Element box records
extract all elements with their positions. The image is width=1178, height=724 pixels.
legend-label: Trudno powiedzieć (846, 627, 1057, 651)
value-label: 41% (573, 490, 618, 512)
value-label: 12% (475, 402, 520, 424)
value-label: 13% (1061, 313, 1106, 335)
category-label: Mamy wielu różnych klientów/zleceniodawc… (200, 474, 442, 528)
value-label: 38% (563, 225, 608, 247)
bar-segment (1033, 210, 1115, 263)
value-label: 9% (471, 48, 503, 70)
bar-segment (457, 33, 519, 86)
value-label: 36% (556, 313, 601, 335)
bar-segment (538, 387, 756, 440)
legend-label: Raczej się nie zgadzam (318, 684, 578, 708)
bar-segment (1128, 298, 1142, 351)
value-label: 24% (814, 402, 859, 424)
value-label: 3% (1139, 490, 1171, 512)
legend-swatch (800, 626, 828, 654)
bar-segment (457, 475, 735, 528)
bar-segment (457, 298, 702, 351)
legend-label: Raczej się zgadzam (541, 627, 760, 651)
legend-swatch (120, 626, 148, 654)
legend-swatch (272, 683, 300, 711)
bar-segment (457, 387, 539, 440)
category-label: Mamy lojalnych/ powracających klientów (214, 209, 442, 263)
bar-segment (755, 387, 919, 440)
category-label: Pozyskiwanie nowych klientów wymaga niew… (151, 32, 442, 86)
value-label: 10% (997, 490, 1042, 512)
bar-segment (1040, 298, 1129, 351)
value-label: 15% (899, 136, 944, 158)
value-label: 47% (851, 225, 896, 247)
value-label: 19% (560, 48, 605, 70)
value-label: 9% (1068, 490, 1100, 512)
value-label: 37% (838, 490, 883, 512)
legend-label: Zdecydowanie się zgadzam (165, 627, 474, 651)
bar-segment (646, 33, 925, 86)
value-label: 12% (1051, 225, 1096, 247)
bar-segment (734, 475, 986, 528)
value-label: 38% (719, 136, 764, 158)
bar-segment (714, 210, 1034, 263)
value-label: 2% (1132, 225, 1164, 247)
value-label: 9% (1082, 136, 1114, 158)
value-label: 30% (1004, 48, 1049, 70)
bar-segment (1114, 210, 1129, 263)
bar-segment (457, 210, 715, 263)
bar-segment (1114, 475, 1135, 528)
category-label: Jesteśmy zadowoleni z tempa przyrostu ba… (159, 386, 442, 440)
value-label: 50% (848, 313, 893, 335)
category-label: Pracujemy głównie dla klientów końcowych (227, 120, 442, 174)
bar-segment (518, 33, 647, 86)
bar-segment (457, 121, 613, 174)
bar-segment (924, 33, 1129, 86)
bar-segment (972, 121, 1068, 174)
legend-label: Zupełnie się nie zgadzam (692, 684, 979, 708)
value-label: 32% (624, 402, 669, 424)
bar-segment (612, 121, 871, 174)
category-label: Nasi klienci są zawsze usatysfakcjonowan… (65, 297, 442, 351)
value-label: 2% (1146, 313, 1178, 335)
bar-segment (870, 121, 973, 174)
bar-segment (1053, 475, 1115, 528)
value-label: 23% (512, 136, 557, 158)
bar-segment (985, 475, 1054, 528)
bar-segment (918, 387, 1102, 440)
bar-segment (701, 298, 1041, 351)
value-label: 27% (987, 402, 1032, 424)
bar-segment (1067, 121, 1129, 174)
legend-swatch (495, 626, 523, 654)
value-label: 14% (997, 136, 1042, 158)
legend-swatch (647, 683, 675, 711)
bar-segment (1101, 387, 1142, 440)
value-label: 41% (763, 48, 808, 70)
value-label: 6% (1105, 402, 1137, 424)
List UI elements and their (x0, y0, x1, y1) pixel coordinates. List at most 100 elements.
--
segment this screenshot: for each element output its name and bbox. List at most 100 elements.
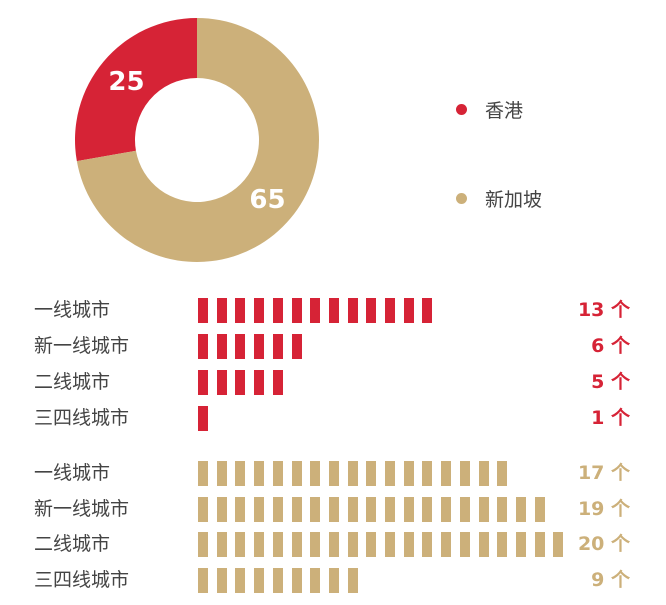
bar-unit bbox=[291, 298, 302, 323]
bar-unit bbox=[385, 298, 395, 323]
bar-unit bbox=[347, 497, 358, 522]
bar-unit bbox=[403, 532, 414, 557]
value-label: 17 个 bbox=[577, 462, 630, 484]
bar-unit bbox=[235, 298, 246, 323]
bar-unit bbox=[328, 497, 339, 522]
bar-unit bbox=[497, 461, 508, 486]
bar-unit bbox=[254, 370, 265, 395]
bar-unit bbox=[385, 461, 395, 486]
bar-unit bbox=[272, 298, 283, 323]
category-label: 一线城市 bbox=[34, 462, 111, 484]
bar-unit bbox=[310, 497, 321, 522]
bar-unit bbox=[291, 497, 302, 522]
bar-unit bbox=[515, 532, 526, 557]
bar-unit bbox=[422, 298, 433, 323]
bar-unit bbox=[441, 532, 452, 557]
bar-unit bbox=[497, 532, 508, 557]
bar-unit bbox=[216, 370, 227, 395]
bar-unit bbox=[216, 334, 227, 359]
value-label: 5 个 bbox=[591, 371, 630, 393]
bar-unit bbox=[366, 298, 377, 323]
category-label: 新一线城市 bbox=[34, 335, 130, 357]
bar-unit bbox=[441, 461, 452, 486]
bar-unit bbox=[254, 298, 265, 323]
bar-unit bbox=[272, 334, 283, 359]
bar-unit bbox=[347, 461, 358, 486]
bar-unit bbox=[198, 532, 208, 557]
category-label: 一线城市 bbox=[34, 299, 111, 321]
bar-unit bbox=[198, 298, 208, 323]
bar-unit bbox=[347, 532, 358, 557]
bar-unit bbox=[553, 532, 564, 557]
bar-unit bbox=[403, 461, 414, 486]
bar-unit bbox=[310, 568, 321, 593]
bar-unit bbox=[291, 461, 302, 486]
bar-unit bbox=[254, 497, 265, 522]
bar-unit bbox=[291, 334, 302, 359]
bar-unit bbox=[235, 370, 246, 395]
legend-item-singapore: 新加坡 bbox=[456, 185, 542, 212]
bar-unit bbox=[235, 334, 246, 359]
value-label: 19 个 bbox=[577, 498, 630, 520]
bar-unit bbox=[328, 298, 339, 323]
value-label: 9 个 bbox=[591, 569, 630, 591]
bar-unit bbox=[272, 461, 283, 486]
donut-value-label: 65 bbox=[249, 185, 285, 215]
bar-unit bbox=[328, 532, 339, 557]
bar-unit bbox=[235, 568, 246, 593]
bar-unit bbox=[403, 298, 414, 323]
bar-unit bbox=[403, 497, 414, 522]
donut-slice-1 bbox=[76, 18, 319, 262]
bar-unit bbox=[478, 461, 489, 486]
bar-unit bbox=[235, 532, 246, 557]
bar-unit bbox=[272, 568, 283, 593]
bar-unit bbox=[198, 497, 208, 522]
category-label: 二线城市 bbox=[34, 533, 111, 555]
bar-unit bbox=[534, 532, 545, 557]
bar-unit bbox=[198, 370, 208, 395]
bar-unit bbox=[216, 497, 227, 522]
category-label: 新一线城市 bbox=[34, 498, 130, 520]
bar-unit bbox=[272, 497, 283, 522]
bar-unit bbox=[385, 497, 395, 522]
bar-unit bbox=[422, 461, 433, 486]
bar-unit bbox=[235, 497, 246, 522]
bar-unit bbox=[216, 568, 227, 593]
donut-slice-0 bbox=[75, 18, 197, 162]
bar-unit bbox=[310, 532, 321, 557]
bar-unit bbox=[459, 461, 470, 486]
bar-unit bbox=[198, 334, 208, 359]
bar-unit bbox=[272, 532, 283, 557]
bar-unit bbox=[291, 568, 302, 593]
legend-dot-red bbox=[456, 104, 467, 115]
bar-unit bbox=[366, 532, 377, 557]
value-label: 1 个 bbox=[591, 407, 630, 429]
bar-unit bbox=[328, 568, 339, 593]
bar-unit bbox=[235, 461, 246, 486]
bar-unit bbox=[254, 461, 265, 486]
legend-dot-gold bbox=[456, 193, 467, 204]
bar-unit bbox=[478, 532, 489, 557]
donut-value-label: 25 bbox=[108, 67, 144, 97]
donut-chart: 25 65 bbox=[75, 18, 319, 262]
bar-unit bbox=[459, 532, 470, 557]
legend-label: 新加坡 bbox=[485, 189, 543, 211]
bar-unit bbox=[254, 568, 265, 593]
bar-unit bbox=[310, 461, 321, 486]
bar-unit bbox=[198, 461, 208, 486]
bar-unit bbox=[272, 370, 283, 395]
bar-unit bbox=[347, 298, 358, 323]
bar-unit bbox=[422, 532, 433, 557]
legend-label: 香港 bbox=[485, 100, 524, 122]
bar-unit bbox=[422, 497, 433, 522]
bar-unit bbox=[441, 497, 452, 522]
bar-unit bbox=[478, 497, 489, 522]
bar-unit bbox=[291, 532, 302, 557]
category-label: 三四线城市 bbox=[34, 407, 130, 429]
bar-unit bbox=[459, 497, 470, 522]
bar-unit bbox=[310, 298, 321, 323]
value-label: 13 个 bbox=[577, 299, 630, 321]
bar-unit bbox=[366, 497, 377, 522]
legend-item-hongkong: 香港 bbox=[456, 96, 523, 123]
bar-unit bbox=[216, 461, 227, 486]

=== Given exercise ===
Repeat the lines in the records starting with the one that contains "bar-unit bbox=[291, 298, 302, 323]" and ending with the one that contains "bar-unit bbox=[235, 568, 246, 593]", including both of those lines.

=== Result of this exercise ===
bar-unit bbox=[291, 298, 302, 323]
bar-unit bbox=[385, 298, 395, 323]
bar-unit bbox=[347, 497, 358, 522]
bar-unit bbox=[403, 532, 414, 557]
value-label: 17 个 bbox=[577, 462, 630, 484]
bar-unit bbox=[235, 298, 246, 323]
bar-unit bbox=[328, 497, 339, 522]
bar-unit bbox=[497, 461, 508, 486]
bar-unit bbox=[254, 370, 265, 395]
bar-unit bbox=[385, 461, 395, 486]
bar-unit bbox=[272, 298, 283, 323]
category-label: 一线城市 bbox=[34, 462, 111, 484]
bar-unit bbox=[310, 497, 321, 522]
bar-unit bbox=[291, 497, 302, 522]
bar-unit bbox=[515, 532, 526, 557]
bar-unit bbox=[422, 298, 433, 323]
bar-unit bbox=[441, 532, 452, 557]
bar-unit bbox=[497, 532, 508, 557]
bar-unit bbox=[216, 370, 227, 395]
bar-unit bbox=[216, 334, 227, 359]
value-label: 5 个 bbox=[591, 371, 630, 393]
bar-unit bbox=[366, 298, 377, 323]
category-label: 新一线城市 bbox=[34, 335, 130, 357]
bar-unit bbox=[441, 461, 452, 486]
bar-unit bbox=[254, 298, 265, 323]
bar-unit bbox=[272, 334, 283, 359]
bar-unit bbox=[347, 461, 358, 486]
bar-unit bbox=[198, 532, 208, 557]
category-label: 一线城市 bbox=[34, 299, 111, 321]
bar-unit bbox=[198, 298, 208, 323]
bar-unit bbox=[347, 532, 358, 557]
bar-unit bbox=[553, 532, 564, 557]
bar-unit bbox=[403, 461, 414, 486]
bar-unit bbox=[310, 568, 321, 593]
bar-unit bbox=[291, 461, 302, 486]
bar-unit bbox=[254, 497, 265, 522]
bar-unit bbox=[291, 334, 302, 359]
bar-unit bbox=[235, 370, 246, 395]
legend-item-singapore: 新加坡 bbox=[456, 185, 542, 212]
bar-unit bbox=[235, 334, 246, 359]
value-label: 19 个 bbox=[577, 498, 630, 520]
bar-unit bbox=[328, 298, 339, 323]
value-label: 9 个 bbox=[591, 569, 630, 591]
bar-unit bbox=[272, 461, 283, 486]
donut-value-label: 65 bbox=[249, 185, 285, 215]
bar-unit bbox=[328, 532, 339, 557]
bar-unit bbox=[235, 568, 246, 593]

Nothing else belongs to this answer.